### [Task statement]
Reproduce all entries precisely, down to the last character.

[Excerpt from a dataset]
* start *

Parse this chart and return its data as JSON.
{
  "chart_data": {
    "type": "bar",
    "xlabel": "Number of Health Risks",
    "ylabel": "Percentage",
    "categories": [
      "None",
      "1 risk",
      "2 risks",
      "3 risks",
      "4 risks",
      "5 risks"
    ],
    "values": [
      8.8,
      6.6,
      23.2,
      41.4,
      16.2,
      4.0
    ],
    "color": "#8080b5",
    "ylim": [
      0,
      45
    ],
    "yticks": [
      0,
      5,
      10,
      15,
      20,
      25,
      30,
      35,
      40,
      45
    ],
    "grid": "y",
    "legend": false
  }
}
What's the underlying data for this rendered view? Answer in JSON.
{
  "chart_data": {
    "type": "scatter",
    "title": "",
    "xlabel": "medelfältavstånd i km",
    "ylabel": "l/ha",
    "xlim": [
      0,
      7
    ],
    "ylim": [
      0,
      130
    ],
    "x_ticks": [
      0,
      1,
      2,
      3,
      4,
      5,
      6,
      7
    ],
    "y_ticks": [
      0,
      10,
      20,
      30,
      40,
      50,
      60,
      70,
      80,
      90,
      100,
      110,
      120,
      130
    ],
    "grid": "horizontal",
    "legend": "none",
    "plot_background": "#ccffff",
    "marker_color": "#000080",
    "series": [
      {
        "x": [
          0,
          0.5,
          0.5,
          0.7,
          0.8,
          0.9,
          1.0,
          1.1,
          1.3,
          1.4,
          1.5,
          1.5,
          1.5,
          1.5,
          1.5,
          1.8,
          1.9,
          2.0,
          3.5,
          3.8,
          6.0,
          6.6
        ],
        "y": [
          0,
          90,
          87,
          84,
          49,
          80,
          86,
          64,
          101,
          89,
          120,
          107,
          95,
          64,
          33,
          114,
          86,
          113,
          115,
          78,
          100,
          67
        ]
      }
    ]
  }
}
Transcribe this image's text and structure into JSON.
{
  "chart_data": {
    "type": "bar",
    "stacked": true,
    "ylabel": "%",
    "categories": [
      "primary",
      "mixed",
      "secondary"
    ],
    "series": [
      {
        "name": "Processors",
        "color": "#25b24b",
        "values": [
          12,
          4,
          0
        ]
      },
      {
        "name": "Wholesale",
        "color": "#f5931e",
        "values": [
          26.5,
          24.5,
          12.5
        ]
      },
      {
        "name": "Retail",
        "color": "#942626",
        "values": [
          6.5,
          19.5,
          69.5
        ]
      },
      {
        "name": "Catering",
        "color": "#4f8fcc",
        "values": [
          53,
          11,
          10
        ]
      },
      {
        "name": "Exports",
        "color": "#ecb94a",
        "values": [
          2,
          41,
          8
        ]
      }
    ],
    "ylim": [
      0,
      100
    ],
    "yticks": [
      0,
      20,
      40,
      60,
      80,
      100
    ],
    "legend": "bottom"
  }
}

* end *

### [Correct result]
Parse this chart and return its data as JSON.
{
  "chart_data": {
    "type": "bar",
    "xlabel": "Number of Health Risks",
    "ylabel": "Percentage",
    "categories": [
      "None",
      "1 risk",
      "2 risks",
      "3 risks",
      "4 risks",
      "5 risks"
    ],
    "values": [
      8.8,
      6.6,
      23.2,
      41.4,
      16.2,
      4.0
    ],
    "color": "#8080b5",
    "ylim": [
      0,
      45
    ],
    "yticks": [
      0,
      5,
      10,
      15,
      20,
      25,
      30,
      35,
      40,
      45
    ],
    "grid": "y",
    "legend": false
  }
}
What's the underlying data for this rendered view? Answer in JSON.
{
  "chart_data": {
    "type": "scatter",
    "title": "",
    "xlabel": "medelfältavstånd i km",
    "ylabel": "l/ha",
    "xlim": [
      0,
      7
    ],
    "ylim": [
      0,
      130
    ],
    "x_ticks": [
      0,
      1,
      2,
      3,
      4,
      5,
      6,
      7
    ],
    "y_ticks": [
      0,
      10,
      20,
      30,
      40,
      50,
      60,
      70,
      80,
      90,
      100,
      110,
      120,
      130
    ],
    "grid": "horizontal",
    "legend": "none",
    "plot_background": "#ccffff",
    "marker_color": "#000080",
    "series": [
      {
        "x": [
          0,
          0.5,
          0.5,
          0.7,
          0.8,
          0.9,
          1.0,
          1.1,
          1.3,
          1.4,
          1.5,
          1.5,
          1.5,
          1.5,
          1.5,
          1.8,
          1.9,
          2.0,
          3.5,
          3.8,
          6.0,
          6.6
        ],
        "y": [
          0,
          90,
          87,
          84,
          49,
          80,
          86,
          64,
          101,
          89,
          120,
          107,
          95,
          64,
          33,
          114,
          86,
          113,
          115,
          78,
          100,
          67
        ]
      }
    ]
  }
}
Transcribe this image's text and structure into JSON.
{
  "chart_data": {
    "type": "bar",
    "stacked": true,
    "ylabel": "%",
    "categories": [
      "primary",
      "mixed",
      "secondary"
    ],
    "series": [
      {
        "name": "Processors",
        "color": "#25b24b",
        "values": [
          12,
          4,
          0
        ]
      },
      {
        "name": "Wholesale",
        "color": "#f5931e",
        "values": [
          26.5,
          24.5,
          12.5
        ]
      },
      {
        "name": "Retail",
        "color": "#942626",
        "values": [
          6.5,
          19.5,
          69.5
        ]
      },
      {
        "name": "Catering",
        "color": "#4f8fcc",
        "values": [
          53,
          11,
          10
        ]
      },
      {
        "name": "Exports",
        "color": "#ecb94a",
        "values": [
          2,
          41,
          8
        ]
      }
    ],
    "ylim": [
      0,
      100
    ],
    "yticks": [
      0,
      20,
      40,
      60,
      80,
      100
    ],
    "legend": "bottom"
  }
}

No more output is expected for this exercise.